# [Instruksi dan Ketentuan]
Tolong salin seluruh teks tentang pemerintahan Soeharto persis seperti aslinya, tanpa mengubah satu kata atau tanda baca pun.

# [Teks yang Ditampilkan]
★ ★ ★

Di masa pemerintahannya, Soeharto menjadikan Golkar sebagai alat untuk memastikan bahwa mayoritas suara selalu mendukung pemerintahannya dalam pemilu. Caranya dengan menyalurkan dana ke desa-desa guna mempromosikan Pemerintah Pusat. Tak hanya itu, para PNS, pejabat pemerintahan non-PNS, pegawai BUMN/BUMD, aparatur desa, hingga anggota maupun purnawirawan ABRI wajib untuk bergabung dalam Korps Pegawai Republik Indonesia (KORPRI) dan mendukung Golkar. Kebijakan-kebijakan ini menghasilkan kemenangan besar pada pemilu tahun 1971.
Saat itu Soeharto juga memiliki kebijakan untuk menggabungkan sembilan partai politik menjadi dua partai saja. Yakni Partai Persatuan Pembangunan (PPP) yang terdiri dari partai-partai Islam. Dan Partai Demokrasi Indonesia (PDI) yang terdiri dari partai-partai nasionalis dan Kristen.
Di masa pemerintahan Soeharto, segi perekonomian memang mengesankan karena angka-angka pertumbuhan makro ekonomi yang melaju. Namun masyarakat tidak puas dan menilai pemerintah hanya fokus pada kegiatan menarik investor asing. Kesempatan investasi yang besar juga hanya berlaku bagi perwira militer dan sekelompok kecil warga keturunan Tionghoa.
Tahun 1980-an menjadi tahun-tahun yang cemerlang bagi Soeharto. Ia berada pada puncak kekuasaannya. Ia dapat memenangkan pemilu dengan mudah. Ia juga membuat para perwira militer menjadi tidak berkuasa dan hanya tunduk untuk mengerjakan kebijakan-kebijakannya.

★ ★ ★

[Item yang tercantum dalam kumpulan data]
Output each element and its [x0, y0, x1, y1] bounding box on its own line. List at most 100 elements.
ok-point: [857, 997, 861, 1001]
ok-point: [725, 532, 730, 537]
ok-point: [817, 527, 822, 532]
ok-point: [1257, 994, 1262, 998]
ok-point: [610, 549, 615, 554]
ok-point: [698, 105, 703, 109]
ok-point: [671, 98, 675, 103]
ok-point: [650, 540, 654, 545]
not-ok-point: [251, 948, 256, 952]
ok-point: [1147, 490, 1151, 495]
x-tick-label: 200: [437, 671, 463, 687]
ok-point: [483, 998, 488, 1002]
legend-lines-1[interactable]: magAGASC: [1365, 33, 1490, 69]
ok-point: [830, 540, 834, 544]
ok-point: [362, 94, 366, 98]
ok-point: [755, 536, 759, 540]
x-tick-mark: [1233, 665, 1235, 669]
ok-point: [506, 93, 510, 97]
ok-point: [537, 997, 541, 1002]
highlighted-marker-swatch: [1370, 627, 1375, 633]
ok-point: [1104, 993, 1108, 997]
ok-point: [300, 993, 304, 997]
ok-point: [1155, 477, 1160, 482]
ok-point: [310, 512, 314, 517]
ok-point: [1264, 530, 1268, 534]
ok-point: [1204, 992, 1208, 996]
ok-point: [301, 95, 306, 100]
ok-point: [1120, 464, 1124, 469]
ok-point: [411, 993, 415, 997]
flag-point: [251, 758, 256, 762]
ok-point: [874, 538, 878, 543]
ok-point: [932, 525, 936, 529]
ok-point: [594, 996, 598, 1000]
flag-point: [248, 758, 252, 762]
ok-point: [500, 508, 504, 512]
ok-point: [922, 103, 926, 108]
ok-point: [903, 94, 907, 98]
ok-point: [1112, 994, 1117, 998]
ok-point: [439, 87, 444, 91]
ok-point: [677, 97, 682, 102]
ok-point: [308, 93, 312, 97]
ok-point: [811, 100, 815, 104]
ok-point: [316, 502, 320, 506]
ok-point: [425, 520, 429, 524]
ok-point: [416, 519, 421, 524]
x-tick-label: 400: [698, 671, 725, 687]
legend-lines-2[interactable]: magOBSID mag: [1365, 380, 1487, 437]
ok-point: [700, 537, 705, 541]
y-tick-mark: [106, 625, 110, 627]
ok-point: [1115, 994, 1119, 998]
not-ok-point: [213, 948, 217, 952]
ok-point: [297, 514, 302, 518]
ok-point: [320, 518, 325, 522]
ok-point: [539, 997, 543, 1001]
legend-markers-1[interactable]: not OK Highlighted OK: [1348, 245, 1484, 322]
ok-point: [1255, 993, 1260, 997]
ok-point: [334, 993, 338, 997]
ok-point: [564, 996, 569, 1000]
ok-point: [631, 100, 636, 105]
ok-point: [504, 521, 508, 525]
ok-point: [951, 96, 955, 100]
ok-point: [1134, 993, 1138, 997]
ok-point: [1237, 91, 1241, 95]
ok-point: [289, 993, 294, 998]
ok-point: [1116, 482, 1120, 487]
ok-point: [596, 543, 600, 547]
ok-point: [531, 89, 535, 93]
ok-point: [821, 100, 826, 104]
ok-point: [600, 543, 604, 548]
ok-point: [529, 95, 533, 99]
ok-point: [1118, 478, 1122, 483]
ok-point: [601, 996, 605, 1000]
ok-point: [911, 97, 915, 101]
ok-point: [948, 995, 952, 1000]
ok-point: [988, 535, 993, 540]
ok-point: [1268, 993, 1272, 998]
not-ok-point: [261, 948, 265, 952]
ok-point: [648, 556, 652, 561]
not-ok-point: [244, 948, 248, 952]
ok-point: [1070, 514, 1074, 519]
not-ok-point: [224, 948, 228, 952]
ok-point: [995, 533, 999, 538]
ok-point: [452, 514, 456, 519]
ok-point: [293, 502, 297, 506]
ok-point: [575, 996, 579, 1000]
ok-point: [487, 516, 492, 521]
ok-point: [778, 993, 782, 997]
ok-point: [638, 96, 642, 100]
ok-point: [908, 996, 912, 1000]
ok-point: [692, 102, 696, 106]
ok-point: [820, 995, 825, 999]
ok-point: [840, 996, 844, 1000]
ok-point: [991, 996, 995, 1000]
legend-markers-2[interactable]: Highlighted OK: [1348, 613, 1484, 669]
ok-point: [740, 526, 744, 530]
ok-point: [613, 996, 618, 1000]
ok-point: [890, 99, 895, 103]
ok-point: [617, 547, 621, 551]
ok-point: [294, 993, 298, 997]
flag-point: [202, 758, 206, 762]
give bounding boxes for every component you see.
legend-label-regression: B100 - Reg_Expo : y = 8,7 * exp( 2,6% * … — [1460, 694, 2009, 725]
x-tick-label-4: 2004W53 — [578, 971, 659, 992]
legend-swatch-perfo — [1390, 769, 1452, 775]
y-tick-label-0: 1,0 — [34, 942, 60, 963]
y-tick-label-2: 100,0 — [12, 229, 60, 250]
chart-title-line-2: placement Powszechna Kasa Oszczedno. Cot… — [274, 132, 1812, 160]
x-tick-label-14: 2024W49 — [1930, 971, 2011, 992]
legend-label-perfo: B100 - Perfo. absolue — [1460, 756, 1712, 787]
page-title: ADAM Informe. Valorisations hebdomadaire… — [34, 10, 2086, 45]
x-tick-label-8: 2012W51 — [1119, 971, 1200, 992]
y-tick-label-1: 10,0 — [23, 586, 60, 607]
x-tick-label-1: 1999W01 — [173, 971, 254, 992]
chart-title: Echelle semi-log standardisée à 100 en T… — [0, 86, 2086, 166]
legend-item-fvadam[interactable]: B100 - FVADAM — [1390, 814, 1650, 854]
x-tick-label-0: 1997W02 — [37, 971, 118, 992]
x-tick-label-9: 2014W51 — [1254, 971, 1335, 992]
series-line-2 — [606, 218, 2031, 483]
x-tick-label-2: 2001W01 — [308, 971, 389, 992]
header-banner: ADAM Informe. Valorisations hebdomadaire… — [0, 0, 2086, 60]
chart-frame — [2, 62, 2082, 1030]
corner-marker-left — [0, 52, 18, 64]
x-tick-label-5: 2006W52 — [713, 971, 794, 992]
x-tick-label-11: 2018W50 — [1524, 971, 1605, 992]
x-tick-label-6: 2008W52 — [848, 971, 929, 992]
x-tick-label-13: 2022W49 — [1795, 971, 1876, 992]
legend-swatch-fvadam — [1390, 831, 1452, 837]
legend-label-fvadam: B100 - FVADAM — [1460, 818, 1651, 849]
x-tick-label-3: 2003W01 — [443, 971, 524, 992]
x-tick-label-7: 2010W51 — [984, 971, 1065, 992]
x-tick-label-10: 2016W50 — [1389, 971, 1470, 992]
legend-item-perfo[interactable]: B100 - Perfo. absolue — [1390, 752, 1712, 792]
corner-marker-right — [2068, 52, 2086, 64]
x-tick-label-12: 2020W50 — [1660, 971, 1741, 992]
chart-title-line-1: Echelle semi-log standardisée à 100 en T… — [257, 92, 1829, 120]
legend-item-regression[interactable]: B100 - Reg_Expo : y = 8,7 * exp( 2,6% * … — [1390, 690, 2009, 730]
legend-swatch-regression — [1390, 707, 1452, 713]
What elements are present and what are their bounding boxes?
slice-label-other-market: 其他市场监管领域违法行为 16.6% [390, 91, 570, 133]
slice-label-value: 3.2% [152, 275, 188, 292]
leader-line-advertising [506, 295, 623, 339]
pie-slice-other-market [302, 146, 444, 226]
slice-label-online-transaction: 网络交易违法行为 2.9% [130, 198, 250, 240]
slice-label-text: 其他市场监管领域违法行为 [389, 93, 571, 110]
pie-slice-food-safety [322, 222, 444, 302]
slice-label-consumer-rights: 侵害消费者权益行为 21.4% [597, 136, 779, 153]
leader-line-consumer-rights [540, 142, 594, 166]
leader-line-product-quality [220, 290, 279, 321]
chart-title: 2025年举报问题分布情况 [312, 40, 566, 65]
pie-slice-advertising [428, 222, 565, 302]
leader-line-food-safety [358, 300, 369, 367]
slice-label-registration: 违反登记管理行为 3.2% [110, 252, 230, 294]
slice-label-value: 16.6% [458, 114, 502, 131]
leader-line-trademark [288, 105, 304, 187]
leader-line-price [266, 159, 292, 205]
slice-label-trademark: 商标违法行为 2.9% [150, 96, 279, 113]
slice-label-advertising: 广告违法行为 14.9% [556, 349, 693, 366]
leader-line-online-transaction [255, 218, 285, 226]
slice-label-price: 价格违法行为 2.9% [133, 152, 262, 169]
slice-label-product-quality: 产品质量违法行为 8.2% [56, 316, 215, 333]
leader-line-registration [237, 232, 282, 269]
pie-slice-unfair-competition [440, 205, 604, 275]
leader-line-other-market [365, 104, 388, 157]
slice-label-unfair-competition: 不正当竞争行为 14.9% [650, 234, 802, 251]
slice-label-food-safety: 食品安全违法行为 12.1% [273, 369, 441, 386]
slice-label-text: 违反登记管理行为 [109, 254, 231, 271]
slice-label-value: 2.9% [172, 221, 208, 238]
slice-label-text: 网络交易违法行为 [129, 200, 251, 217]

★ ★ ★

# [Jawaban Tertulis]
Di masa pemerintahannya, Soeharto menjadikan Golkar sebagai alat untuk memastikan bahwa mayoritas suara selalu mendukung pemerintahannya dalam pemilu. Caranya dengan menyalurkan dana ke desa-desa guna mempromosikan Pemerintah Pusat. Tak hanya itu, para PNS, pejabat pemerintahan non-PNS, pegawai BUMN/BUMD, aparatur desa, hingga anggota maupun purnawirawan ABRI wajib untuk bergabung dalam Korps Pegawai Republik Indonesia (KORPRI) dan mendukung Golkar. Kebijakan-kebijakan ini menghasilkan kemenangan besar pada pemilu tahun 1971.
Saat itu Soeharto juga memiliki kebijakan untuk menggabungkan sembilan partai politik menjadi dua partai saja. Yakni Partai Persatuan Pembangunan (PPP) yang terdiri dari partai-partai Islam. Dan Partai Demokrasi Indonesia (PDI) yang terdiri dari partai-partai nasionalis dan Kristen.
Di masa pemerintahan Soeharto, segi perekonomian memang mengesankan karena angka-angka pertumbuhan makro ekonomi yang melaju. Namun masyarakat tidak puas dan menilai pemerintah hanya fokus pada kegiatan menarik investor asing. Kesempatan investasi yang besar juga hanya berlaku bagi perwira militer dan sekelompok kecil warga keturunan Tionghoa.
Tahun 1980-an menjadi tahun-tahun yang cemerlang bagi Soeharto. Ia berada pada puncak kekuasaannya. Ia dapat memenangkan pemilu dengan mudah. Ia juga membuat para perwira militer menjadi tidak berkuasa dan hanya tunduk untuk mengerjakan kebijakan-kebijakannya.